*Document extract*
+ + + + + + +

Contributor Guide
Use this page when you are working on the flopscope repository itself rather than only consuming the published API.
You will learn:
- How the repository is organized across three packages
- How to set up your development environment and run tests
- How to work with client, server, and Docker workflows
- How auto-generated documentation is maintained
Repository layout
This repository contains three Python packages plus docs and Docker assets:
| Path | Purpose |
|---|---|
src/flopscope/ | Core library backed by NumPy |
flopscope-client/src/flopscope/ | Client proxy used in sandboxed participant environments |
flopscope-server/src/flopscope_server/ | ZMQ server that executes the real library |
tests/ | Core library test suite |
flopscope-client/tests/ | Client unit, integration, and adversarial tests |
flopscope-server/tests/ | Server unit tests |
website/content/docs/ | Docs source for the published site |
website/public/ops.json | Generated slim API operation index consumed by /docs/api |
website/public/api-data/ops/*.json | Generated per-operation detail payloads for canonical operation pages |
website/.generated/public-api-routes.json | Generated canonical route manifest for /docs/api/... pages |
website/.generated/op-doc-imports.ts | Generated static import map for operation docs |
website/.generated/symbol-doc-imports.ts | Generated static import map for public helper and object docs |
website/.generated/public-api-symbols.json | Generated manifest of non-registry public API pages |
scripts/generate_api_docs.py | Regenerates API route manifests, per-operation payloads, and public symbol docs |
docker/ | Local client-server and hardened evaluation images |
Initial setup
For normal work on the core package, docs, and root test suite:
git clone https://github.com/AIcrowd/flopscope.git
cd flopscope
make installmake install runs uv sync --all-extras and configures the local git hooks.
Which environment to use
The root environment covers the core package, linting, docs, and the main test
suite. The client and server each also have their own pyproject.toml.
One important caveat: flopscope-server depends on the local flopscope
package, which is not resolved from a package index in a fresh source checkout.

+ + + + + + +

*Exercise requirements*
According to the contributor guide, which path holds the docs source for the published site?

*Dataset content*
+ + + + + + +

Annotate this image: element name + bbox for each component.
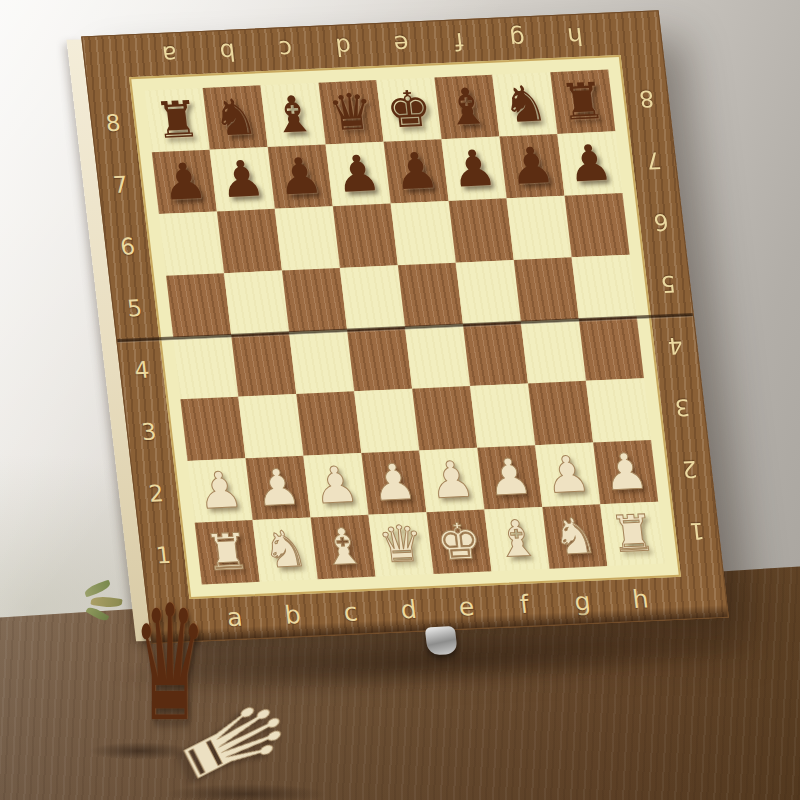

+ + + + + + +

*Solution*
website/content/docs/